What you need to do. Every line that holds the string "судов" is to be identified and copied.

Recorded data
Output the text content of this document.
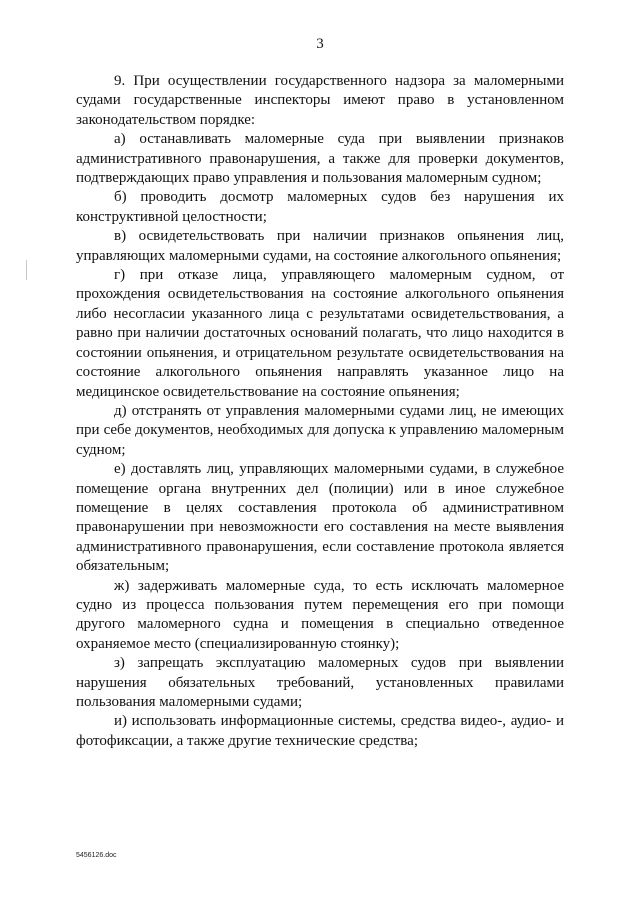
3

9. При осуществлении государственного надзора за маломерными судами государственные инспекторы имеют право в установленном законодательством порядке:

а) останавливать маломерные суда при выявлении признаков административного правонарушения, а также для проверки документов, подтверждающих право управления и пользования маломерным судном;

б) проводить досмотр маломерных судов без нарушения их конструктивной целостности;

в) освидетельствовать при наличии признаков опьянения лиц, управляющих маломерными судами, на состояние алкогольного опьянения;

г) при отказе лица, управляющего маломерным судном, от прохождения освидетельствования на состояние алкогольного опьянения либо несогласии указанного лица с результатами освидетельствования, а равно при наличии достаточных оснований полагать, что лицо находится в состоянии опьянения, и отрицательном результате освидетельствования на состояние алкогольного опьянения направлять указанное лицо на медицинское освидетельствование на состояние опьянения;

д) отстранять от управления маломерными судами лиц, не имеющих при себе документов, необходимых для допуска к управлению маломерным судном;

е) доставлять лиц, управляющих маломерными судами, в служебное помещение органа внутренних дел (полиции) или в иное служебное помещение в целях составления протокола об административном правонарушении при невозможности его составления на месте выявления административного правонарушения, если составление протокола является обязательным;

ж) задерживать маломерные суда, то есть исключать маломерное судно из процесса пользования путем перемещения его при помощи другого маломерного судна и помещения в специально отведенное охраняемое место (специализированную стоянку);

з) запрещать эксплуатацию маломерных судов при выявлении нарушения обязательных требований, установленных правилами пользования маломерными судами;

и) использовать информационные системы, средства видео-, аудио- и фотофиксации, а также другие технические средства;

5456126.doc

Answer to this exercise.
б) проводить досмотр маломерных судов без нарушения их конструктивной целостности;
з) запрещать эксплуатацию маломерных судов при выявлении нарушения обязательных требований, установленных правилами пользования маломерными судами;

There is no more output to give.